**Exercise**. Copy the entries below exactly as they appear, line for line.

**The data**.
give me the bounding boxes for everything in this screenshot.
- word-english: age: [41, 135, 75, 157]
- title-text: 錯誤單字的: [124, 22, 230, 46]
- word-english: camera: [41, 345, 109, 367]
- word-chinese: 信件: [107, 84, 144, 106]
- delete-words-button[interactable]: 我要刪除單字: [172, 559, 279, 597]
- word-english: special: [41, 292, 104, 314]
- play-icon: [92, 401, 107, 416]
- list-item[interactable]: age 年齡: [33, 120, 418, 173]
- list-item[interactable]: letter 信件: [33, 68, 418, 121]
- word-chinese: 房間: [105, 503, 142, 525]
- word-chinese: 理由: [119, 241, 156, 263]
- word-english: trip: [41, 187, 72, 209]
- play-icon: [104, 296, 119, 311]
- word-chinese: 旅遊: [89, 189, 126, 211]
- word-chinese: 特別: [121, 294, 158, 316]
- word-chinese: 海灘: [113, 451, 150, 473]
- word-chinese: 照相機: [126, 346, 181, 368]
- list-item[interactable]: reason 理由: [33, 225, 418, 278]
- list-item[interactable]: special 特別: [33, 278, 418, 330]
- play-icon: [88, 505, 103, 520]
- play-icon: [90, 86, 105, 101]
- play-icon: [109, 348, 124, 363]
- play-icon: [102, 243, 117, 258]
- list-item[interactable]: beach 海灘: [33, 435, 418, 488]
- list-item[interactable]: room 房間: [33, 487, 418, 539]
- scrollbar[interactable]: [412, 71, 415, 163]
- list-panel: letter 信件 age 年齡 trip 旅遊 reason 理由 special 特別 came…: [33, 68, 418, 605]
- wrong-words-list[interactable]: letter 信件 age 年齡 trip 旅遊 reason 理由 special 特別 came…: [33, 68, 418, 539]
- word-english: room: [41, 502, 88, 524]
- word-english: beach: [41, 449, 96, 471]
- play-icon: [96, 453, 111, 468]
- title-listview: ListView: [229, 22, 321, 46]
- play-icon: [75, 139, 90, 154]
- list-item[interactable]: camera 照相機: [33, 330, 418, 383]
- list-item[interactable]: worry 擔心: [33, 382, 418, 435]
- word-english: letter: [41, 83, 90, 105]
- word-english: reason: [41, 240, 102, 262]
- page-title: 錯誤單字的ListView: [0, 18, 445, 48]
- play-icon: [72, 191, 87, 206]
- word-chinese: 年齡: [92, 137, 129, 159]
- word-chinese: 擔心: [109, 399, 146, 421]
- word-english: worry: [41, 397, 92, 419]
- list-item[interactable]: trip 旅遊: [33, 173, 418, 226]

**Exercise result**.
give me the bounding boxes for everything in this screenshot.
- word-english: age: [41, 135, 75, 157]
- title-text: 錯誤單字的: [124, 22, 230, 46]
- word-english: camera: [41, 345, 109, 367]
- word-chinese: 信件: [107, 84, 144, 106]
- delete-words-button[interactable]: 我要刪除單字: [172, 559, 279, 597]
- word-english: special: [41, 292, 104, 314]
- play-icon: [92, 401, 107, 416]
- list-item[interactable]: age 年齡: [33, 120, 418, 173]
- list-item[interactable]: letter 信件: [33, 68, 418, 121]
- word-chinese: 房間: [105, 503, 142, 525]
- word-chinese: 理由: [119, 241, 156, 263]
- word-english: trip: [41, 187, 72, 209]
- play-icon: [104, 296, 119, 311]
- word-chinese: 旅遊: [89, 189, 126, 211]
- word-chinese: 特別: [121, 294, 158, 316]
- word-chinese: 海灘: [113, 451, 150, 473]
- word-chinese: 照相機: [126, 346, 181, 368]
- list-item[interactable]: reason 理由: [33, 225, 418, 278]
- list-item[interactable]: special 特別: [33, 278, 418, 330]
- play-icon: [88, 505, 103, 520]
- play-icon: [90, 86, 105, 101]
- play-icon: [109, 348, 124, 363]
- play-icon: [102, 243, 117, 258]
- list-item[interactable]: beach 海灘: [33, 435, 418, 488]
- list-item[interactable]: room 房間: [33, 487, 418, 539]
- scrollbar[interactable]: [412, 71, 415, 163]
- list-panel: letter 信件 age 年齡 trip 旅遊 reason 理由 special 特別 came…: [33, 68, 418, 605]
- wrong-words-list[interactable]: letter 信件 age 年齡 trip 旅遊 reason 理由 special 特別 came…: [33, 68, 418, 539]
- word-english: room: [41, 502, 88, 524]
- word-english: beach: [41, 449, 96, 471]
- play-icon: [96, 453, 111, 468]
- title-listview: ListView: [229, 22, 321, 46]
- play-icon: [75, 139, 90, 154]
- list-item[interactable]: camera 照相機: [33, 330, 418, 383]
- list-item[interactable]: worry 擔心: [33, 382, 418, 435]
- word-english: letter: [41, 83, 90, 105]
- word-english: reason: [41, 240, 102, 262]
- page-title: 錯誤單字的ListView: [0, 18, 445, 48]
- play-icon: [72, 191, 87, 206]
- word-chinese: 年齡: [92, 137, 129, 159]
- word-chinese: 擔心: [109, 399, 146, 421]
- word-english: worry: [41, 397, 92, 419]
- list-item[interactable]: trip 旅遊: [33, 173, 418, 226]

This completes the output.